* START PROVIDED INFORMATION *

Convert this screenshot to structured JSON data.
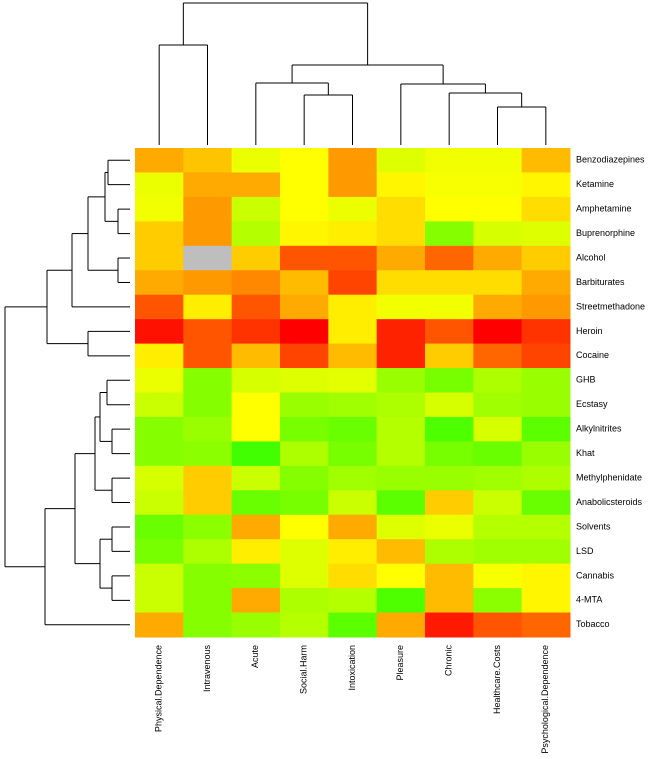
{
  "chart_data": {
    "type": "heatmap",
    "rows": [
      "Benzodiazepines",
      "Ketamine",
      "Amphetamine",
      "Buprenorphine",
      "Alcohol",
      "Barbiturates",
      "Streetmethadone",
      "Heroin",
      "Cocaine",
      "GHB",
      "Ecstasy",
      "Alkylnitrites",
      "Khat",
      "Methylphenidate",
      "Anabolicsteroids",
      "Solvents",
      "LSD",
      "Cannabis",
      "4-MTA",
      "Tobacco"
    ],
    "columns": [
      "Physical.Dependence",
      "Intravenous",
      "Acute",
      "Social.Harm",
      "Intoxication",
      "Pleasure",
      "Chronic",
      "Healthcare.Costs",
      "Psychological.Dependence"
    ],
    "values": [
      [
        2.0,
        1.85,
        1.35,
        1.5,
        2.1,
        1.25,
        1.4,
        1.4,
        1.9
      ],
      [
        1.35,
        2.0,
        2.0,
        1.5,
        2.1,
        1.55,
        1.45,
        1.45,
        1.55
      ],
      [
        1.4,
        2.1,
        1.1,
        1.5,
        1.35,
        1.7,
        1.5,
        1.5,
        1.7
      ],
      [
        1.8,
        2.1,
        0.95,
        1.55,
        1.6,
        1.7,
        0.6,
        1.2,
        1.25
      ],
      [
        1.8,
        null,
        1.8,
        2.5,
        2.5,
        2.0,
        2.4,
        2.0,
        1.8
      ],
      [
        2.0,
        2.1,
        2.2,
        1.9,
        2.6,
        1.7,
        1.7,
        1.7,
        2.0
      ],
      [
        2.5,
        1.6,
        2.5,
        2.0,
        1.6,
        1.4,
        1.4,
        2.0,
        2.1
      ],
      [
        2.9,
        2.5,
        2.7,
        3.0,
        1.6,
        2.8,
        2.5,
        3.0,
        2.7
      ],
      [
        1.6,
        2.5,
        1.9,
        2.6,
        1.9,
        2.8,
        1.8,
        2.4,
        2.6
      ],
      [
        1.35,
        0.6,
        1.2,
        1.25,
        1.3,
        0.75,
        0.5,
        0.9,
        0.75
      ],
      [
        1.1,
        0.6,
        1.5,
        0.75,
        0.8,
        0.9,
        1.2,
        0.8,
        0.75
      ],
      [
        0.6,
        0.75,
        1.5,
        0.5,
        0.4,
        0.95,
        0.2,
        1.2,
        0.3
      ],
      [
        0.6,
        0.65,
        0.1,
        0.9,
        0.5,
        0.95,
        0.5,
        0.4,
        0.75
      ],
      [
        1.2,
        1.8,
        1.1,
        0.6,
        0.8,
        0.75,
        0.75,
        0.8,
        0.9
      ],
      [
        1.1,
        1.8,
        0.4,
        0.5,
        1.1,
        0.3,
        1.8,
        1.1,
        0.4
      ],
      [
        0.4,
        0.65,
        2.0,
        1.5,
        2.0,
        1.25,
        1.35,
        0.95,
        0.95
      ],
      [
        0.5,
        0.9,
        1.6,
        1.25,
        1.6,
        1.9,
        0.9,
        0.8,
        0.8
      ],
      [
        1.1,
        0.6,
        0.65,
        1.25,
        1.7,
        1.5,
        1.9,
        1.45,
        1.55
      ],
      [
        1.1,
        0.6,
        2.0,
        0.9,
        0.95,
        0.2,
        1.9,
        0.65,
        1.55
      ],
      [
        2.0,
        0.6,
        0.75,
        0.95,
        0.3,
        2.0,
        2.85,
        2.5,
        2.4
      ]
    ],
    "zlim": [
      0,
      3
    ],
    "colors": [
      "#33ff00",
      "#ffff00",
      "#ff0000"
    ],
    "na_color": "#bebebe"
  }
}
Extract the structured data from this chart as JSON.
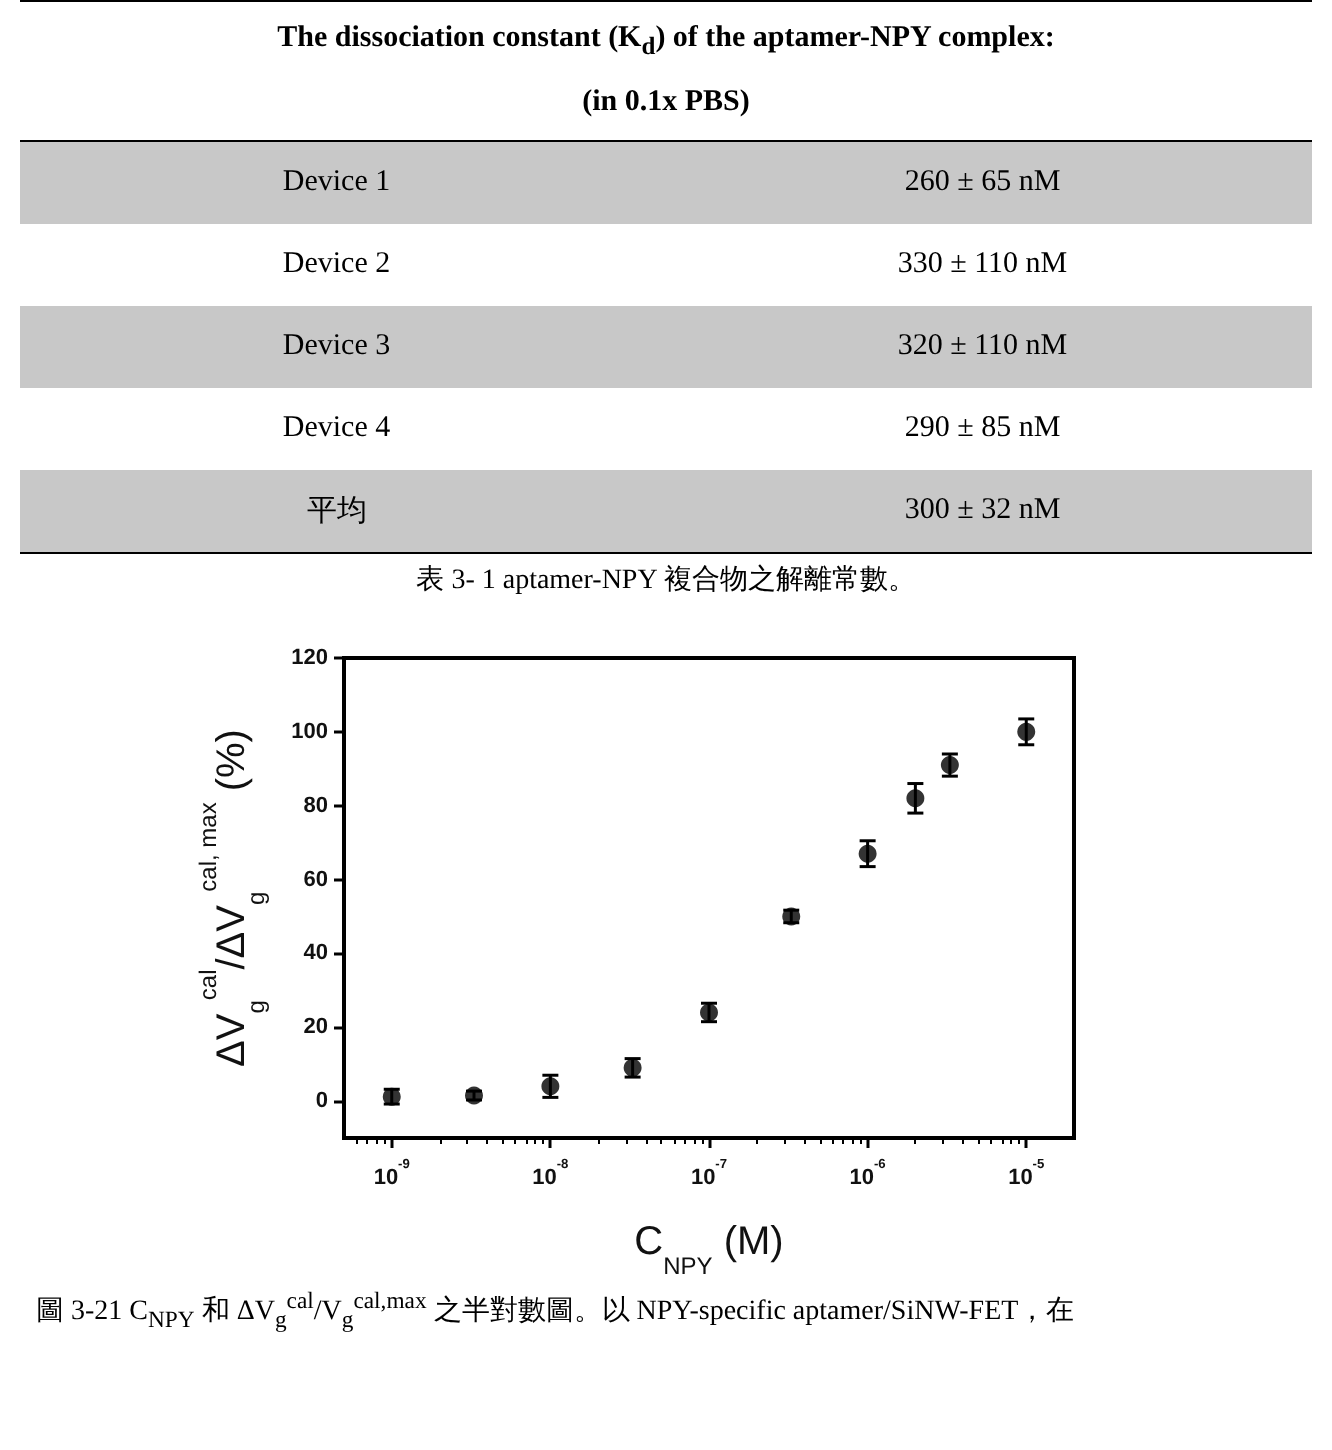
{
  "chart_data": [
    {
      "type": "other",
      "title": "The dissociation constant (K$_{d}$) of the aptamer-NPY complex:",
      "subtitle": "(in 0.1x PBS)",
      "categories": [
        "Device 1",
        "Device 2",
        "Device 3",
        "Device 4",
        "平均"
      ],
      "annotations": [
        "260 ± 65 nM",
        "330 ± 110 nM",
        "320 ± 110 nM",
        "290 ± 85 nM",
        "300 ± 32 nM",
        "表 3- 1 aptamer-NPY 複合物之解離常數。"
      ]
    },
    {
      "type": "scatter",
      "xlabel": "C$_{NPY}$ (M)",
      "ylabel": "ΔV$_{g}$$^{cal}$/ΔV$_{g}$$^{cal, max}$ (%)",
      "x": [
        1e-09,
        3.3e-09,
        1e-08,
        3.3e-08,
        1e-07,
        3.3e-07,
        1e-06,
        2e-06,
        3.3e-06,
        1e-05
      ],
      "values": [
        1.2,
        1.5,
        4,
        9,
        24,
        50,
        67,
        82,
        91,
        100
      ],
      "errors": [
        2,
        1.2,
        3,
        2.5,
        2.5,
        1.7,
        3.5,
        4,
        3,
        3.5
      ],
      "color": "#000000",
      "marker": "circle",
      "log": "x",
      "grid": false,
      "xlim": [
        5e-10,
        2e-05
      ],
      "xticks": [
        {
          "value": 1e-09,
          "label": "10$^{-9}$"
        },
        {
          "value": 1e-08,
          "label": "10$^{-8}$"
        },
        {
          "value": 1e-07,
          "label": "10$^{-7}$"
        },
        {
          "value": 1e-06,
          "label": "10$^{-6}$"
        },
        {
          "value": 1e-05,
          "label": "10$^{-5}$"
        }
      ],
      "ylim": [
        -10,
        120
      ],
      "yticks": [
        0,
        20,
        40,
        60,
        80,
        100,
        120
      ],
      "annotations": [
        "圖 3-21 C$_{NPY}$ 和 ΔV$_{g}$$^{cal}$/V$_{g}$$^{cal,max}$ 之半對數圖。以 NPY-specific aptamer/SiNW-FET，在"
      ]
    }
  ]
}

* END PROVIDED INFORMATION *

_TASK REQUIREMENTS_
Quote every record above exactly, omitting any pictures they contain.

_CORRECT OUTPUT_
Convert this screenshot to structured JSON data.
{
  "chart_data": {
    "type": "heatmap",
    "rows": [
      "Benzodiazepines",
      "Ketamine",
      "Amphetamine",
      "Buprenorphine",
      "Alcohol",
      "Barbiturates",
      "Streetmethadone",
      "Heroin",
      "Cocaine",
      "GHB",
      "Ecstasy",
      "Alkylnitrites",
      "Khat",
      "Methylphenidate",
      "Anabolicsteroids",
      "Solvents",
      "LSD",
      "Cannabis",
      "4-MTA",
      "Tobacco"
    ],
    "columns": [
      "Physical.Dependence",
      "Intravenous",
      "Acute",
      "Social.Harm",
      "Intoxication",
      "Pleasure",
      "Chronic",
      "Healthcare.Costs",
      "Psychological.Dependence"
    ],
    "values": [
      [
        2.0,
        1.85,
        1.35,
        1.5,
        2.1,
        1.25,
        1.4,
        1.4,
        1.9
      ],
      [
        1.35,
        2.0,
        2.0,
        1.5,
        2.1,
        1.55,
        1.45,
        1.45,
        1.55
      ],
      [
        1.4,
        2.1,
        1.1,
        1.5,
        1.35,
        1.7,
        1.5,
        1.5,
        1.7
      ],
      [
        1.8,
        2.1,
        0.95,
        1.55,
        1.6,
        1.7,
        0.6,
        1.2,
        1.25
      ],
      [
        1.8,
        null,
        1.8,
        2.5,
        2.5,
        2.0,
        2.4,
        2.0,
        1.8
      ],
      [
        2.0,
        2.1,
        2.2,
        1.9,
        2.6,
        1.7,
        1.7,
        1.7,
        2.0
      ],
      [
        2.5,
        1.6,
        2.5,
        2.0,
        1.6,
        1.4,
        1.4,
        2.0,
        2.1
      ],
      [
        2.9,
        2.5,
        2.7,
        3.0,
        1.6,
        2.8,
        2.5,
        3.0,
        2.7
      ],
      [
        1.6,
        2.5,
        1.9,
        2.6,
        1.9,
        2.8,
        1.8,
        2.4,
        2.6
      ],
      [
        1.35,
        0.6,
        1.2,
        1.25,
        1.3,
        0.75,
        0.5,
        0.9,
        0.75
      ],
      [
        1.1,
        0.6,
        1.5,
        0.75,
        0.8,
        0.9,
        1.2,
        0.8,
        0.75
      ],
      [
        0.6,
        0.75,
        1.5,
        0.5,
        0.4,
        0.95,
        0.2,
        1.2,
        0.3
      ],
      [
        0.6,
        0.65,
        0.1,
        0.9,
        0.5,
        0.95,
        0.5,
        0.4,
        0.75
      ],
      [
        1.2,
        1.8,
        1.1,
        0.6,
        0.8,
        0.75,
        0.75,
        0.8,
        0.9
      ],
      [
        1.1,
        1.8,
        0.4,
        0.5,
        1.1,
        0.3,
        1.8,
        1.1,
        0.4
      ],
      [
        0.4,
        0.65,
        2.0,
        1.5,
        2.0,
        1.25,
        1.35,
        0.95,
        0.95
      ],
      [
        0.5,
        0.9,
        1.6,
        1.25,
        1.6,
        1.9,
        0.9,
        0.8,
        0.8
      ],
      [
        1.1,
        0.6,
        0.65,
        1.25,
        1.7,
        1.5,
        1.9,
        1.45,
        1.55
      ],
      [
        1.1,
        0.6,
        2.0,
        0.9,
        0.95,
        0.2,
        1.9,
        0.65,
        1.55
      ],
      [
        2.0,
        0.6,
        0.75,
        0.95,
        0.3,
        2.0,
        2.85,
        2.5,
        2.4
      ]
    ],
    "zlim": [
      0,
      3
    ],
    "colors": [
      "#33ff00",
      "#ffff00",
      "#ff0000"
    ],
    "na_color": "#bebebe"
  }
}
Extract the structured data from this chart as JSON.
{
  "chart_data": [
    {
      "type": "other",
      "title": "The dissociation constant (K$_{d}$) of the aptamer-NPY complex:",
      "subtitle": "(in 0.1x PBS)",
      "categories": [
        "Device 1",
        "Device 2",
        "Device 3",
        "Device 4",
        "平均"
      ],
      "annotations": [
        "260 ± 65 nM",
        "330 ± 110 nM",
        "320 ± 110 nM",
        "290 ± 85 nM",
        "300 ± 32 nM",
        "表 3- 1 aptamer-NPY 複合物之解離常數。"
      ]
    },
    {
      "type": "scatter",
      "xlabel": "C$_{NPY}$ (M)",
      "ylabel": "ΔV$_{g}$$^{cal}$/ΔV$_{g}$$^{cal, max}$ (%)",
      "x": [
        1e-09,
        3.3e-09,
        1e-08,
        3.3e-08,
        1e-07,
        3.3e-07,
        1e-06,
        2e-06,
        3.3e-06,
        1e-05
      ],
      "values": [
        1.2,
        1.5,
        4,
        9,
        24,
        50,
        67,
        82,
        91,
        100
      ],
      "errors": [
        2,
        1.2,
        3,
        2.5,
        2.5,
        1.7,
        3.5,
        4,
        3,
        3.5
      ],
      "color": "#000000",
      "marker": "circle",
      "log": "x",
      "grid": false,
      "xlim": [
        5e-10,
        2e-05
      ],
      "xticks": [
        {
          "value": 1e-09,
          "label": "10$^{-9}$"
        },
        {
          "value": 1e-08,
          "label": "10$^{-8}$"
        },
        {
          "value": 1e-07,
          "label": "10$^{-7}$"
        },
        {
          "value": 1e-06,
          "label": "10$^{-6}$"
        },
        {
          "value": 1e-05,
          "label": "10$^{-5}$"
        }
      ],
      "ylim": [
        -10,
        120
      ],
      "yticks": [
        0,
        20,
        40,
        60,
        80,
        100,
        120
      ],
      "annotations": [
        "圖 3-21 C$_{NPY}$ 和 ΔV$_{g}$$^{cal}$/V$_{g}$$^{cal,max}$ 之半對數圖。以 NPY-specific aptamer/SiNW-FET，在"
      ]
    }
  ]
}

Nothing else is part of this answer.